TASK MATERIAL:
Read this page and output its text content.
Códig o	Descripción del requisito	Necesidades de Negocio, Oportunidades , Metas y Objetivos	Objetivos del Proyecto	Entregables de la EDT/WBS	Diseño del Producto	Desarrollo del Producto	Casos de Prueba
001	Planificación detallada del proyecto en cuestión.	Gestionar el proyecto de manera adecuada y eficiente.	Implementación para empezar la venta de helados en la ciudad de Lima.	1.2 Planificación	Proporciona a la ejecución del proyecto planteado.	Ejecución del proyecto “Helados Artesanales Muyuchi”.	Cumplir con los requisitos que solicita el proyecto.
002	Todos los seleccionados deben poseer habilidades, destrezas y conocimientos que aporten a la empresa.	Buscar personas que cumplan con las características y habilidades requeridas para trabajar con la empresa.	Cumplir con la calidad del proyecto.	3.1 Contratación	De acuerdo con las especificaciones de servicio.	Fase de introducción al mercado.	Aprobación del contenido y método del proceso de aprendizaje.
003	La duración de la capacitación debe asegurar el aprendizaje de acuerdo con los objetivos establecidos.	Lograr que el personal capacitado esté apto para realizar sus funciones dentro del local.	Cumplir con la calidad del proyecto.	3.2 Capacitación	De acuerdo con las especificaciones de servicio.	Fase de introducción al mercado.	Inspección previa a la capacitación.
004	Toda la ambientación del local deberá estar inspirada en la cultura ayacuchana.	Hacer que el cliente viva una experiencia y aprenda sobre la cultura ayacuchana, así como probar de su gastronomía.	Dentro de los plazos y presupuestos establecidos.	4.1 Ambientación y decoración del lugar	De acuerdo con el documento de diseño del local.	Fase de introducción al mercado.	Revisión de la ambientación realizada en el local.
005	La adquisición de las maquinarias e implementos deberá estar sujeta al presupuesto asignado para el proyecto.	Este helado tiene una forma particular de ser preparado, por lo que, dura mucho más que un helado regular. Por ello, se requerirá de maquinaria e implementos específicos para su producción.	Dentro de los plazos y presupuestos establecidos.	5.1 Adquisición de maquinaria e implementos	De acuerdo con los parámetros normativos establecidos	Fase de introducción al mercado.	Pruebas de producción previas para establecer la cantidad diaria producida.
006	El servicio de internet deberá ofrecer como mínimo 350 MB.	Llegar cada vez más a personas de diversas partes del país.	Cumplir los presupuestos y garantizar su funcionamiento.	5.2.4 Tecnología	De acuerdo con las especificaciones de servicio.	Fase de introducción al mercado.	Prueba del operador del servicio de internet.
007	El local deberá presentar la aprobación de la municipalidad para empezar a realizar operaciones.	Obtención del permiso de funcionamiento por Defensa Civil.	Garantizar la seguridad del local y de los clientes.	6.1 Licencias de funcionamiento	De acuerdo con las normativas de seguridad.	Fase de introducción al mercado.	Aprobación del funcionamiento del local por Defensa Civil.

EXERCISE: Copy out every line where the word "Aprobación" occurs.

SOLUTION FOR THIS TASK:
002	Todos los seleccionados deben poseer habilidades, destrezas y conocimientos que aporten a la empresa.	Buscar personas que cumplan con las características y habilidades requeridas para trabajar con la empresa.	Cumplir con la calidad del proyecto.	3.1 Contratación	De acuerdo con las especificaciones de servicio.	Fase de introducción al mercado.	Aprobación del contenido y método del proceso de aprendizaje.
007	El local deberá presentar la aprobación de la municipalidad para empezar a realizar operaciones.	Obtención del permiso de funcionamiento por Defensa Civil.	Garantizar la seguridad del local y de los clientes.	6.1 Licencias de funcionamiento	De acuerdo con las normativas de seguridad.	Fase de introducción al mercado.	Aprobación del funcionamiento del local por Defensa Civil.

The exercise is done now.